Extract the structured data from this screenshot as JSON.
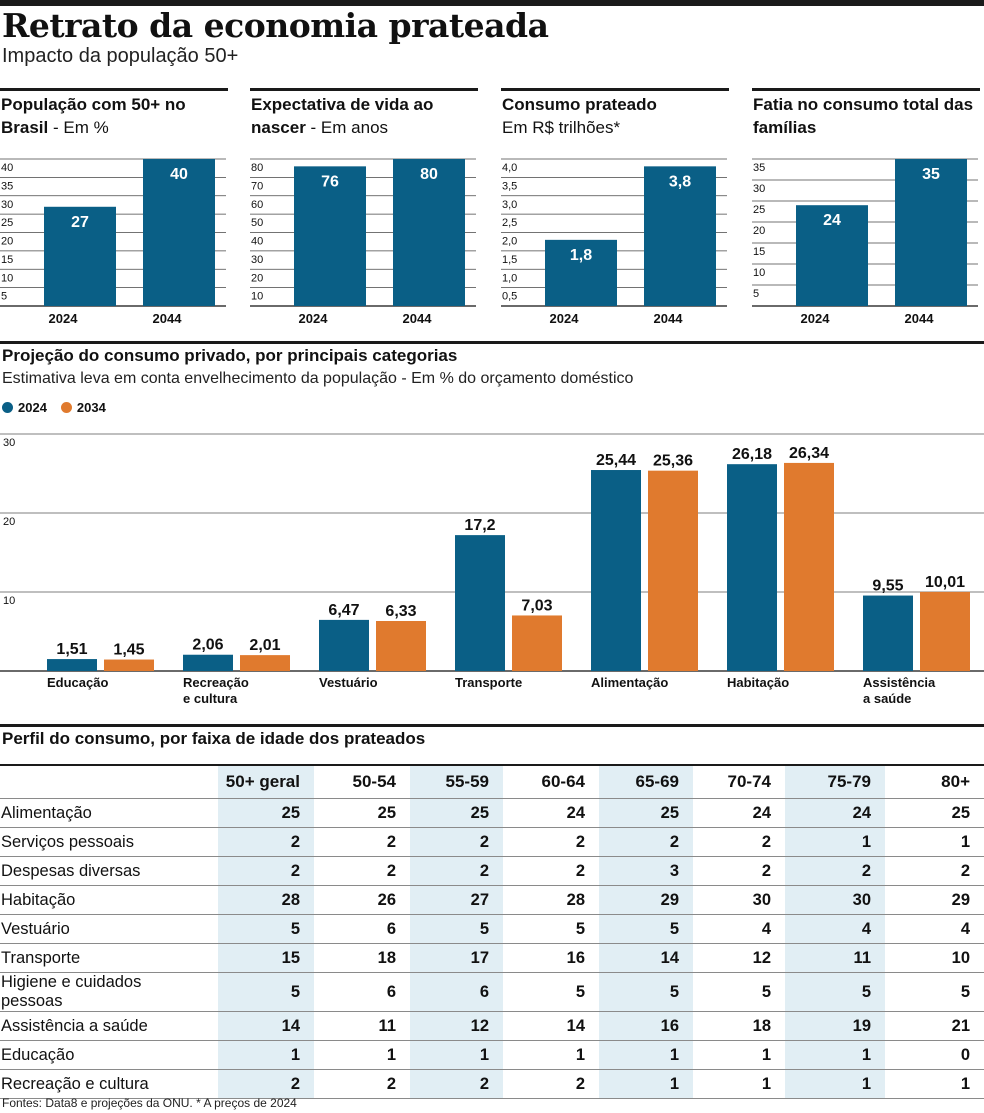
{
  "title": "Retrato da economia prateada",
  "subtitle": "Impacto da população 50+",
  "colors": {
    "blue": "#0a5f86",
    "orange": "#e07a2e",
    "shade": "#e1eef4"
  },
  "panels": [
    {
      "title_bold": "População com 50+ no Brasil",
      "title_rest": " - Em %",
      "chart_data": {
        "type": "bar",
        "categories": [
          "2024",
          "2044"
        ],
        "values": [
          27,
          40
        ],
        "labels": [
          "27",
          "40"
        ],
        "ylim": [
          0,
          40
        ],
        "ticks": [
          5,
          10,
          15,
          20,
          25,
          30,
          35,
          40
        ],
        "tick_labels": [
          "5",
          "10",
          "15",
          "20",
          "25",
          "30",
          "35",
          "40"
        ]
      }
    },
    {
      "title_bold": "Expectativa de vida ao nascer",
      "title_rest": " - Em anos",
      "chart_data": {
        "type": "bar",
        "categories": [
          "2024",
          "2044"
        ],
        "values": [
          76,
          80
        ],
        "labels": [
          "76",
          "80"
        ],
        "ylim": [
          0,
          80
        ],
        "ticks": [
          10,
          20,
          30,
          40,
          50,
          60,
          70,
          80
        ],
        "tick_labels": [
          "10",
          "20",
          "30",
          "40",
          "50",
          "60",
          "70",
          "80"
        ]
      }
    },
    {
      "title_bold": "Consumo prateado",
      "title_rest": "Em R$ trilhões*",
      "title_rest_newline": true,
      "chart_data": {
        "type": "bar",
        "categories": [
          "2024",
          "2044"
        ],
        "values": [
          1.8,
          3.8
        ],
        "labels": [
          "1,8",
          "3,8"
        ],
        "ylim": [
          0,
          4
        ],
        "ticks": [
          0.5,
          1,
          1.5,
          2,
          2.5,
          3,
          3.5,
          4
        ],
        "tick_labels": [
          "0,5",
          "1,0",
          "1,5",
          "2,0",
          "2,5",
          "3,0",
          "3,5",
          "4,0"
        ]
      }
    },
    {
      "title_bold": "Fatia no consumo total das famílias",
      "title_rest": "",
      "chart_data": {
        "type": "bar",
        "categories": [
          "2024",
          "2044"
        ],
        "values": [
          24,
          35
        ],
        "labels": [
          "24",
          "35"
        ],
        "ylim": [
          0,
          35
        ],
        "ticks": [
          5,
          10,
          15,
          20,
          25,
          30,
          35
        ],
        "tick_labels": [
          "5",
          "10",
          "15",
          "20",
          "25",
          "30",
          "35"
        ]
      }
    }
  ],
  "section2": {
    "title": "Projeção do consumo privado, por principais categorias",
    "subtitle": "Estimativa leva em conta envelhecimento da população - Em % do orçamento doméstico",
    "legend": [
      "2024",
      "2034"
    ]
  },
  "chart_data": {
    "type": "bar",
    "categories": [
      "Educação",
      "Recreação e cultura",
      "Vestuário",
      "Transporte",
      "Alimentação",
      "Habitação",
      "Assistência a saúde"
    ],
    "category_lines": [
      [
        "Educação"
      ],
      [
        "Recreação",
        "e cultura"
      ],
      [
        "Vestuário"
      ],
      [
        "Transporte"
      ],
      [
        "Alimentação"
      ],
      [
        "Habitação"
      ],
      [
        "Assistência",
        "a saúde"
      ]
    ],
    "series": [
      {
        "name": "2024",
        "values": [
          1.51,
          2.06,
          6.47,
          17.2,
          25.44,
          26.18,
          9.55
        ],
        "labels": [
          "1,51",
          "2,06",
          "6,47",
          "17,2",
          "25,44",
          "26,18",
          "9,55"
        ]
      },
      {
        "name": "2034",
        "values": [
          1.45,
          2.01,
          6.33,
          7.03,
          25.36,
          26.34,
          10.01
        ],
        "labels": [
          "1,45",
          "2,01",
          "6,33",
          "7,03",
          "25,36",
          "26,34",
          "10,01"
        ]
      }
    ],
    "ylim": [
      0,
      30
    ],
    "ticks": [
      10,
      20,
      30
    ],
    "tick_labels": [
      "10",
      "20",
      "30"
    ]
  },
  "section3": {
    "title": "Perfil do consumo, por faixa de idade dos prateados",
    "columns": [
      "50+ geral",
      "50-54",
      "55-59",
      "60-64",
      "65-69",
      "70-74",
      "75-79",
      "80+"
    ],
    "rows": [
      {
        "label": "Alimentação",
        "values": [
          "25",
          "25",
          "25",
          "24",
          "25",
          "24",
          "24",
          "25"
        ]
      },
      {
        "label": "Serviços pessoais",
        "values": [
          "2",
          "2",
          "2",
          "2",
          "2",
          "2",
          "1",
          "1"
        ]
      },
      {
        "label": "Despesas diversas",
        "values": [
          "2",
          "2",
          "2",
          "2",
          "3",
          "2",
          "2",
          "2"
        ]
      },
      {
        "label": "Habitação",
        "values": [
          "28",
          "26",
          "27",
          "28",
          "29",
          "30",
          "30",
          "29"
        ]
      },
      {
        "label": "Vestuário",
        "values": [
          "5",
          "6",
          "5",
          "5",
          "5",
          "4",
          "4",
          "4"
        ]
      },
      {
        "label": "Transporte",
        "values": [
          "15",
          "18",
          "17",
          "16",
          "14",
          "12",
          "11",
          "10"
        ]
      },
      {
        "label": "Higiene e cuidados pessoas",
        "values": [
          "5",
          "6",
          "6",
          "5",
          "5",
          "5",
          "5",
          "5"
        ]
      },
      {
        "label": "Assistência a saúde",
        "values": [
          "14",
          "11",
          "12",
          "14",
          "16",
          "18",
          "19",
          "21"
        ]
      },
      {
        "label": "Educação",
        "values": [
          "1",
          "1",
          "1",
          "1",
          "1",
          "1",
          "1",
          "0"
        ]
      },
      {
        "label": "Recreação e cultura",
        "values": [
          "2",
          "2",
          "2",
          "2",
          "1",
          "1",
          "1",
          "1"
        ]
      }
    ]
  },
  "source": "Fontes: Data8 e projeções da ONU. * A preços de 2024"
}
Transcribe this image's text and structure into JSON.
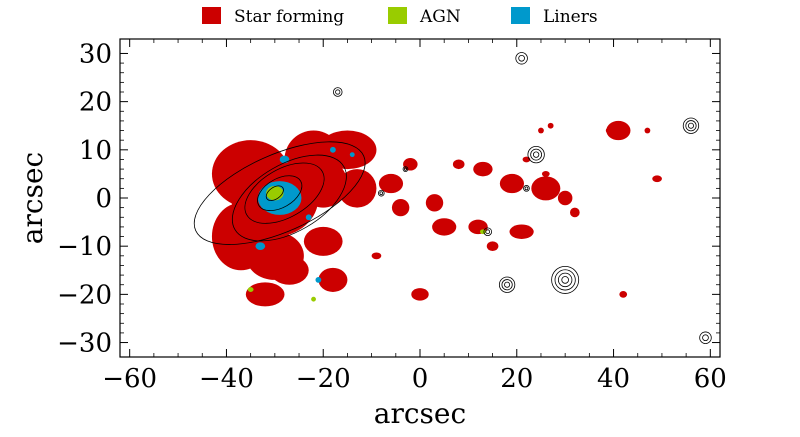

_TASK DESCRIPTION:_
Repeat the material above verbatim, with no pictures in the output.

_WORKED SOLUTION:_
Extract the structured data from this screenshot as JSON.
{
  "title": "Retrato da economia prateada",
  "subtitle": "Impacto da população 50+",
  "colors": {
    "blue": "#0a5f86",
    "orange": "#e07a2e",
    "shade": "#e1eef4"
  },
  "panels": [
    {
      "title_bold": "População com 50+ no Brasil",
      "title_rest": " - Em %",
      "chart_data": {
        "type": "bar",
        "categories": [
          "2024",
          "2044"
        ],
        "values": [
          27,
          40
        ],
        "labels": [
          "27",
          "40"
        ],
        "ylim": [
          0,
          40
        ],
        "ticks": [
          5,
          10,
          15,
          20,
          25,
          30,
          35,
          40
        ],
        "tick_labels": [
          "5",
          "10",
          "15",
          "20",
          "25",
          "30",
          "35",
          "40"
        ]
      }
    },
    {
      "title_bold": "Expectativa de vida ao nascer",
      "title_rest": " - Em anos",
      "chart_data": {
        "type": "bar",
        "categories": [
          "2024",
          "2044"
        ],
        "values": [
          76,
          80
        ],
        "labels": [
          "76",
          "80"
        ],
        "ylim": [
          0,
          80
        ],
        "ticks": [
          10,
          20,
          30,
          40,
          50,
          60,
          70,
          80
        ],
        "tick_labels": [
          "10",
          "20",
          "30",
          "40",
          "50",
          "60",
          "70",
          "80"
        ]
      }
    },
    {
      "title_bold": "Consumo prateado",
      "title_rest": "Em R$ trilhões*",
      "title_rest_newline": true,
      "chart_data": {
        "type": "bar",
        "categories": [
          "2024",
          "2044"
        ],
        "values": [
          1.8,
          3.8
        ],
        "labels": [
          "1,8",
          "3,8"
        ],
        "ylim": [
          0,
          4
        ],
        "ticks": [
          0.5,
          1,
          1.5,
          2,
          2.5,
          3,
          3.5,
          4
        ],
        "tick_labels": [
          "0,5",
          "1,0",
          "1,5",
          "2,0",
          "2,5",
          "3,0",
          "3,5",
          "4,0"
        ]
      }
    },
    {
      "title_bold": "Fatia no consumo total das famílias",
      "title_rest": "",
      "chart_data": {
        "type": "bar",
        "categories": [
          "2024",
          "2044"
        ],
        "values": [
          24,
          35
        ],
        "labels": [
          "24",
          "35"
        ],
        "ylim": [
          0,
          35
        ],
        "ticks": [
          5,
          10,
          15,
          20,
          25,
          30,
          35
        ],
        "tick_labels": [
          "5",
          "10",
          "15",
          "20",
          "25",
          "30",
          "35"
        ]
      }
    }
  ],
  "section2": {
    "title": "Projeção do consumo privado, por principais categorias",
    "subtitle": "Estimativa leva em conta envelhecimento da população - Em % do orçamento doméstico",
    "legend": [
      "2024",
      "2034"
    ]
  },
  "chart_data": {
    "type": "bar",
    "categories": [
      "Educação",
      "Recreação e cultura",
      "Vestuário",
      "Transporte",
      "Alimentação",
      "Habitação",
      "Assistência a saúde"
    ],
    "category_lines": [
      [
        "Educação"
      ],
      [
        "Recreação",
        "e cultura"
      ],
      [
        "Vestuário"
      ],
      [
        "Transporte"
      ],
      [
        "Alimentação"
      ],
      [
        "Habitação"
      ],
      [
        "Assistência",
        "a saúde"
      ]
    ],
    "series": [
      {
        "name": "2024",
        "values": [
          1.51,
          2.06,
          6.47,
          17.2,
          25.44,
          26.18,
          9.55
        ],
        "labels": [
          "1,51",
          "2,06",
          "6,47",
          "17,2",
          "25,44",
          "26,18",
          "9,55"
        ]
      },
      {
        "name": "2034",
        "values": [
          1.45,
          2.01,
          6.33,
          7.03,
          25.36,
          26.34,
          10.01
        ],
        "labels": [
          "1,45",
          "2,01",
          "6,33",
          "7,03",
          "25,36",
          "26,34",
          "10,01"
        ]
      }
    ],
    "ylim": [
      0,
      30
    ],
    "ticks": [
      10,
      20,
      30
    ],
    "tick_labels": [
      "10",
      "20",
      "30"
    ]
  },
  "section3": {
    "title": "Perfil do consumo, por faixa de idade dos prateados",
    "columns": [
      "50+ geral",
      "50-54",
      "55-59",
      "60-64",
      "65-69",
      "70-74",
      "75-79",
      "80+"
    ],
    "rows": [
      {
        "label": "Alimentação",
        "values": [
          "25",
          "25",
          "25",
          "24",
          "25",
          "24",
          "24",
          "25"
        ]
      },
      {
        "label": "Serviços pessoais",
        "values": [
          "2",
          "2",
          "2",
          "2",
          "2",
          "2",
          "1",
          "1"
        ]
      },
      {
        "label": "Despesas diversas",
        "values": [
          "2",
          "2",
          "2",
          "2",
          "3",
          "2",
          "2",
          "2"
        ]
      },
      {
        "label": "Habitação",
        "values": [
          "28",
          "26",
          "27",
          "28",
          "29",
          "30",
          "30",
          "29"
        ]
      },
      {
        "label": "Vestuário",
        "values": [
          "5",
          "6",
          "5",
          "5",
          "5",
          "4",
          "4",
          "4"
        ]
      },
      {
        "label": "Transporte",
        "values": [
          "15",
          "18",
          "17",
          "16",
          "14",
          "12",
          "11",
          "10"
        ]
      },
      {
        "label": "Higiene e cuidados pessoas",
        "values": [
          "5",
          "6",
          "6",
          "5",
          "5",
          "5",
          "5",
          "5"
        ]
      },
      {
        "label": "Assistência a saúde",
        "values": [
          "14",
          "11",
          "12",
          "14",
          "16",
          "18",
          "19",
          "21"
        ]
      },
      {
        "label": "Educação",
        "values": [
          "1",
          "1",
          "1",
          "1",
          "1",
          "1",
          "1",
          "0"
        ]
      },
      {
        "label": "Recreação e cultura",
        "values": [
          "2",
          "2",
          "2",
          "2",
          "1",
          "1",
          "1",
          "1"
        ]
      }
    ]
  },
  "source": "Fontes: Data8 e projeções da ONU. * A preços de 2024"
}
Transcribe this image's text and structure into JSON.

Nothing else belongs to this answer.